(STUDY TEXT)
= = = =

After studying at the Royal Danish Academy of Fine Arts, Evaristti gained notoriety for a museum display entitled Helena in 2000 that featured ten functional blenders containing live goldfish. The display, at the Trapholt Art Museum in Kolding, Denmark, invited guests to turn on the blenders. This led to museum director Peter Meyers being charged with and, later, acquitted of animal cruelty.

In 2001, Evaristti worked on his project "Terrorialista", which is a silver-patina bronze sculpture made up of twenty-eight parts that together form a complete human body. The pieces are all based on photographic images of human bodies that were blown apart by acts of terror by both sides of the conflict. The allegiances, gender, nationality, religion and every other feature that had identified the people in those photographs was now eradicated. Parts of this work are further explained in the Pink State.

Evaristti's next major work, in 2004, entitled Ice Cube Project, was to paint the exposed tip of a small iceberg red. This took place on March 24, in Kangia fjord near Ilullissat, Greenland. With two icebreakers and a twenty-man crew, Evaristti used three fire hoses and 3,000 liters (790 US gallons) of paint to color the iceberg blood-red. The artist commented that, "We all have a need to decorate Mother Nature because it belongs to all of us."

On January 13, 2007, Evaristti hosted a dinner party where the main course was agnolotti pasta that was topped with a meatball made with his own fat, removed earlier in the year in a liposuction operation.

On June 8, 2007, Evaristti draped the peak of Mont Blanc at the border between Italy and France with red fabric, along with a 20-foot pole with a flag reading "Pink State". He had been arrested and detained on June 6 for attempting to paint the peak red. He has stated that his aim is to raise awareness of environmental degradation.

= = = =

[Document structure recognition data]
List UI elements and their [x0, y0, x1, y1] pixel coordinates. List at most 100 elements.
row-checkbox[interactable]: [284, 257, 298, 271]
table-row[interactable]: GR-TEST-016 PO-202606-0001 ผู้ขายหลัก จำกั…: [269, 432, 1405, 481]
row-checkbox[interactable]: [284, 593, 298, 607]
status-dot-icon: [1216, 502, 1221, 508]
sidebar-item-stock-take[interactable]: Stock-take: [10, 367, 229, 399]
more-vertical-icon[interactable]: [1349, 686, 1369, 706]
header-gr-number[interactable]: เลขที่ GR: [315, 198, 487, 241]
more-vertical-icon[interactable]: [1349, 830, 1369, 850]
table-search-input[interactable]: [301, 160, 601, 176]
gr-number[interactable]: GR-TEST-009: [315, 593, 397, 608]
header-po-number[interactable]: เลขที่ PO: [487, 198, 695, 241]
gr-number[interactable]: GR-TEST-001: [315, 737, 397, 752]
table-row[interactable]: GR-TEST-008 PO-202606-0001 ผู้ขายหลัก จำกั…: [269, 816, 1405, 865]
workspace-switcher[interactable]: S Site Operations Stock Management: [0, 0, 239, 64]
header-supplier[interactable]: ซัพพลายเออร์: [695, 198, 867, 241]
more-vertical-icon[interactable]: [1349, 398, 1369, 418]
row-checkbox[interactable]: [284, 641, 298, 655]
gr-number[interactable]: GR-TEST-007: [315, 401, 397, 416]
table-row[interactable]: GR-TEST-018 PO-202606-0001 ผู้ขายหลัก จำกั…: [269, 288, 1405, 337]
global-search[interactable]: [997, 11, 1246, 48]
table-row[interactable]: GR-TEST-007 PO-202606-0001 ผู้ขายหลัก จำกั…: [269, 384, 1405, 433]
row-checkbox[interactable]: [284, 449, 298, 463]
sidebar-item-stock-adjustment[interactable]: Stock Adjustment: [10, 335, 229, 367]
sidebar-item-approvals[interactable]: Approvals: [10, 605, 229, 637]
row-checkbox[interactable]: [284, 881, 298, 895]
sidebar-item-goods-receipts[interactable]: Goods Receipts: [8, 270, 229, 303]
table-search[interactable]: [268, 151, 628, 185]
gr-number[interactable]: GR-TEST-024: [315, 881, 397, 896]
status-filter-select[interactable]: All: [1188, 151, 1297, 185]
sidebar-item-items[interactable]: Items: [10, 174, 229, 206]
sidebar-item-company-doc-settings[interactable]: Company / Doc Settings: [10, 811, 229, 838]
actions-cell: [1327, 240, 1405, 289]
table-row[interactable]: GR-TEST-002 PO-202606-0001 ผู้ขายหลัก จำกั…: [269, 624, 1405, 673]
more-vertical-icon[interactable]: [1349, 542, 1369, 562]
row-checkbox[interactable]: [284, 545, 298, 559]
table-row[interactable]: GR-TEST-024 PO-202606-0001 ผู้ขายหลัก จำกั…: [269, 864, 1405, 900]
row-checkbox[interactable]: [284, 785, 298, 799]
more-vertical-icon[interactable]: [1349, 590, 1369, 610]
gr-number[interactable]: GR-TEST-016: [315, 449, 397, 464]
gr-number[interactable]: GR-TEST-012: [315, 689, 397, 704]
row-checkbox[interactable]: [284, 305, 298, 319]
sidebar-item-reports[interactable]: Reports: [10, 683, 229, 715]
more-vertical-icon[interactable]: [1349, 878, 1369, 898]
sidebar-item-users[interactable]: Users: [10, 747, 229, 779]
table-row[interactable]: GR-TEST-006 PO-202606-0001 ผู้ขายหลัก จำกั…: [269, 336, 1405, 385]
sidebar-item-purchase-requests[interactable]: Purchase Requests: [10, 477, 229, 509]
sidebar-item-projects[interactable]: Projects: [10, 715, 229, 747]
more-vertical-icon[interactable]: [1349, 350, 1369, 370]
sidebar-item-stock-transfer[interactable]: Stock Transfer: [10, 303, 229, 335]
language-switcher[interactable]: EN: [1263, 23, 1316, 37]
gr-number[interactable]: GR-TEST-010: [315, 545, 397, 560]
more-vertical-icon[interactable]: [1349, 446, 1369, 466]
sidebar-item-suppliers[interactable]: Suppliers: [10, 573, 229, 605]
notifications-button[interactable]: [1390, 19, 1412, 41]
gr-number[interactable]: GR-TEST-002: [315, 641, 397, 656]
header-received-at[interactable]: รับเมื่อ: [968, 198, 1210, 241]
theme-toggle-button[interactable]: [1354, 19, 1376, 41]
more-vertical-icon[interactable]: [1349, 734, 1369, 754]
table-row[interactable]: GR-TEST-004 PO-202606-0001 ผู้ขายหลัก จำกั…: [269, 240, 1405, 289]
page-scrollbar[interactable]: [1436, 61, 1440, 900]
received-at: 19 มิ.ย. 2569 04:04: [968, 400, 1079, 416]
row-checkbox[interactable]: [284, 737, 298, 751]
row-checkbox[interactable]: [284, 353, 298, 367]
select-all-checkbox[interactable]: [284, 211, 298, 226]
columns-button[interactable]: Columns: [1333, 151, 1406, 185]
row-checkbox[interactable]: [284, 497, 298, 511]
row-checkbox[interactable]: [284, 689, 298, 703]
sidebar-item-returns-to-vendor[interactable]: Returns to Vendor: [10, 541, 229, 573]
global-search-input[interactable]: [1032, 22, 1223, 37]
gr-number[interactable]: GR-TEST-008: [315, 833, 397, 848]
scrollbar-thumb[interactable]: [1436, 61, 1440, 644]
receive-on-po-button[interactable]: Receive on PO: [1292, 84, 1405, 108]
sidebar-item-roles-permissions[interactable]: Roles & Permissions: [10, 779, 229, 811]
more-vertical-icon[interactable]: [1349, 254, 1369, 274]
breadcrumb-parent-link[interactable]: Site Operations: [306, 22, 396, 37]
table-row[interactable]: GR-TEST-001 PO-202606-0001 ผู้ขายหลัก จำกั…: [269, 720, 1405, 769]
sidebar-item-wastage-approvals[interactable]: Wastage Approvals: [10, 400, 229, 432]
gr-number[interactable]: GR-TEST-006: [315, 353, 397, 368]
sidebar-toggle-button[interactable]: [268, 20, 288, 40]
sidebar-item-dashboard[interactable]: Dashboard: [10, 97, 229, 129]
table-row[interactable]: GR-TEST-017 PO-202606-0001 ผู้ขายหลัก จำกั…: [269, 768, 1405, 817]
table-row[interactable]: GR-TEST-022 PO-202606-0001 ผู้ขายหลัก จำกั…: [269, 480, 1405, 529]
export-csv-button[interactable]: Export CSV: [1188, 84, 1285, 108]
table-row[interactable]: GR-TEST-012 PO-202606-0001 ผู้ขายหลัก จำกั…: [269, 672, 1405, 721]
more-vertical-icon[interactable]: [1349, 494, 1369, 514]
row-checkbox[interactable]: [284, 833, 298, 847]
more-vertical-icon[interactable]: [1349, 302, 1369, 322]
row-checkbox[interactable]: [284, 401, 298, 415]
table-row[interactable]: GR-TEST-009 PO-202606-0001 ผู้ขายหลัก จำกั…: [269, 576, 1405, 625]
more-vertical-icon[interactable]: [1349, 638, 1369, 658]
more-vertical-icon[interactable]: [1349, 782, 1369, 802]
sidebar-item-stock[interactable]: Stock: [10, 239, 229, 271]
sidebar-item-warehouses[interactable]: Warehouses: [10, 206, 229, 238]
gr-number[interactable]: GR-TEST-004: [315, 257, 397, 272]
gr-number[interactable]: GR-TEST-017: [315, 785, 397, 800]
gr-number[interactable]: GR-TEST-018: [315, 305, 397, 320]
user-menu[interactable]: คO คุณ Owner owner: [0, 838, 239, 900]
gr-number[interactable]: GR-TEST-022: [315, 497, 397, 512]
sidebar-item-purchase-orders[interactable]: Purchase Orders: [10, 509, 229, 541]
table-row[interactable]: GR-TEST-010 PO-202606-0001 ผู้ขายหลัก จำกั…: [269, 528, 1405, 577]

= = = =

(PROBLEM) In the text about Evaristti, how much paint did he use to color the iceberg in Kangia fjord? The items are separate material with no connection to the text about Evaristti.

(EXERCISE RESULT) 3,000 liters (790 US gallons).